-- EXERCISE DATA follows --

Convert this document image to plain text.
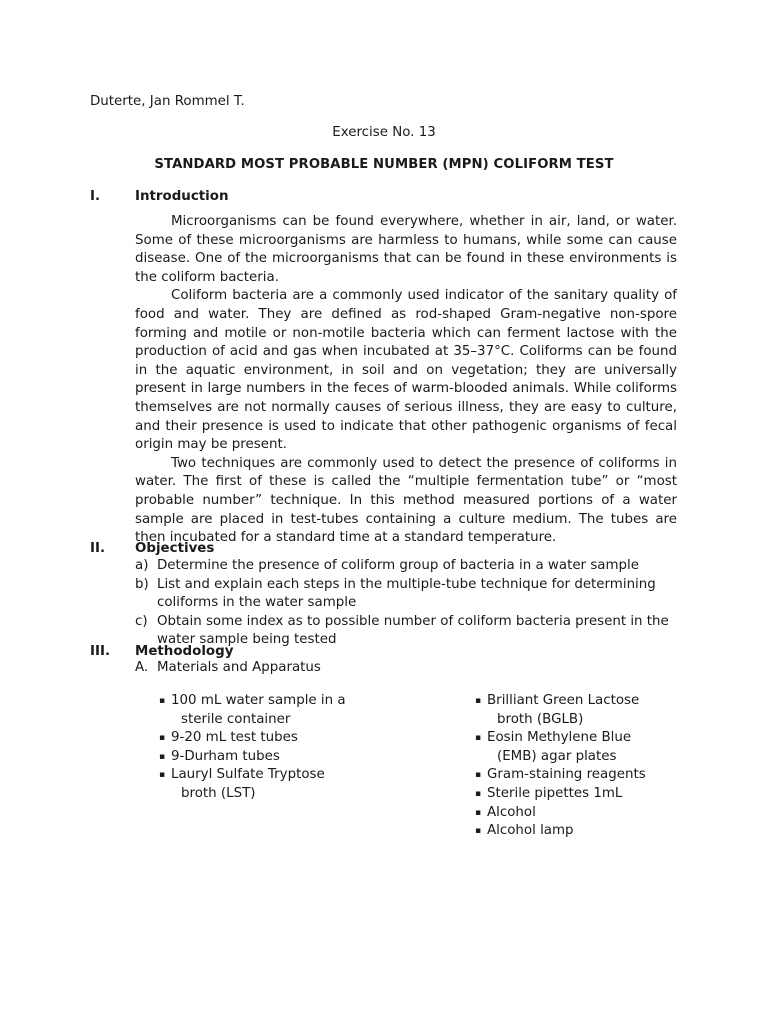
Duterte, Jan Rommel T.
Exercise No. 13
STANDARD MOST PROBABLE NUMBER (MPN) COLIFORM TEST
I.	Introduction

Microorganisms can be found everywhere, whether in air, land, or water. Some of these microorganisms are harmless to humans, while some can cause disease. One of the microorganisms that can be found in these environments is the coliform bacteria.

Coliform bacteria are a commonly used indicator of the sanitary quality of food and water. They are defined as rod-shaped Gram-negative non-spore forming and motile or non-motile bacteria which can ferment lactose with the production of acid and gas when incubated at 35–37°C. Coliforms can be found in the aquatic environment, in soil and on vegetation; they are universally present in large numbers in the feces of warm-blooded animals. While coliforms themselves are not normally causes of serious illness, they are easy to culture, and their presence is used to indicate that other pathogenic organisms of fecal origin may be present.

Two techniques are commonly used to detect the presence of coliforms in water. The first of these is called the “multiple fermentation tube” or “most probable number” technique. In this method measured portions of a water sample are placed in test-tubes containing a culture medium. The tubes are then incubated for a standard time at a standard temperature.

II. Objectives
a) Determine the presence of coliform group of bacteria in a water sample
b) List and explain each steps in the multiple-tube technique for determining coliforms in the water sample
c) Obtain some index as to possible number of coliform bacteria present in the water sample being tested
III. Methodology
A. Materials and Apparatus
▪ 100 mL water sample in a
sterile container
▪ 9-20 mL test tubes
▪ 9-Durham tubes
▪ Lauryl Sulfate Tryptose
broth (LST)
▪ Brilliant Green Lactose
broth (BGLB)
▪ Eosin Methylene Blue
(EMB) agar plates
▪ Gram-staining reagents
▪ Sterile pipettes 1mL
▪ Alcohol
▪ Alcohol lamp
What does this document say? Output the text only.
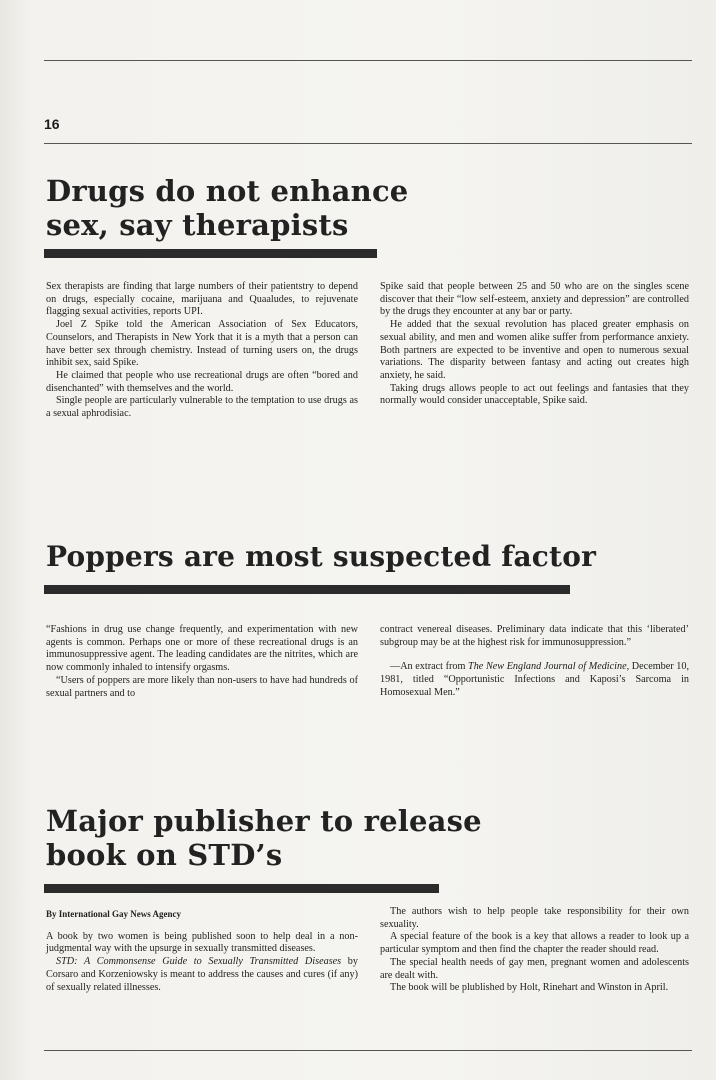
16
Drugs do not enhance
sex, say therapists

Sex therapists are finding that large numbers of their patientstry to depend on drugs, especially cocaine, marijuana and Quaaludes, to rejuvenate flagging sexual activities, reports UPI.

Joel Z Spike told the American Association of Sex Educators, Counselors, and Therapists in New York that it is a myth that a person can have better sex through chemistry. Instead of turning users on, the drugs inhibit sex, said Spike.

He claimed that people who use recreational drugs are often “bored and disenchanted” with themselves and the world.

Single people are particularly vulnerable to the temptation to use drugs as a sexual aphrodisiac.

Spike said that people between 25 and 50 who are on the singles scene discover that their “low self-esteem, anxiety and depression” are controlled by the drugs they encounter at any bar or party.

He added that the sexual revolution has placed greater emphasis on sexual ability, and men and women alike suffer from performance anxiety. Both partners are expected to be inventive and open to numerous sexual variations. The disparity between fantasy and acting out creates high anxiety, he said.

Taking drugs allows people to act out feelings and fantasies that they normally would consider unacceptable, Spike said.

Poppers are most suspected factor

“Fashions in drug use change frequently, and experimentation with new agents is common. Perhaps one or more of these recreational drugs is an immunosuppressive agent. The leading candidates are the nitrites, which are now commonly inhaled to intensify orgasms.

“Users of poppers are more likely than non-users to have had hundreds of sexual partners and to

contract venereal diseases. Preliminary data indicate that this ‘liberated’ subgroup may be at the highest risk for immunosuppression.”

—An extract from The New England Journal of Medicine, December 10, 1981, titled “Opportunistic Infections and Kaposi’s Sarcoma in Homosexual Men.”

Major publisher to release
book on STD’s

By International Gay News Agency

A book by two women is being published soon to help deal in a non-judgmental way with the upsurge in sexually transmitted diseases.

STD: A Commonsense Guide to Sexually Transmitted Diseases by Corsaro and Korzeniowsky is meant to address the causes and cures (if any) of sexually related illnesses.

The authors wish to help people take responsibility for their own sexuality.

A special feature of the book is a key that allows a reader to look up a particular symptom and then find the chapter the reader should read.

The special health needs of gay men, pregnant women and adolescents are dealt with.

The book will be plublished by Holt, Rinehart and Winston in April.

-- EXERCISE DATA concluded --

**PROMPT**: Working from the entries above, return all lines that contain "themselves".

**TASK RESULT**:
Coliform bacteria are a commonly used indicator of the sanitary quality of food and water. They are defined as rod-shaped Gram-negative non-spore forming and motile or non-motile bacteria which can ferment lactose with the production of acid and gas when incubated at 35–37°C. Coliforms can be found in the aquatic environment, in soil and on vegetation; they are universally present in large numbers in the feces of warm-blooded animals. While coliforms themselves are not normally causes of serious illness, they are easy to culture, and their presence is used to indicate that other pathogenic organisms of fecal origin may be present.
He claimed that people who use recreational drugs are often “bored and disenchanted” with themselves and the world.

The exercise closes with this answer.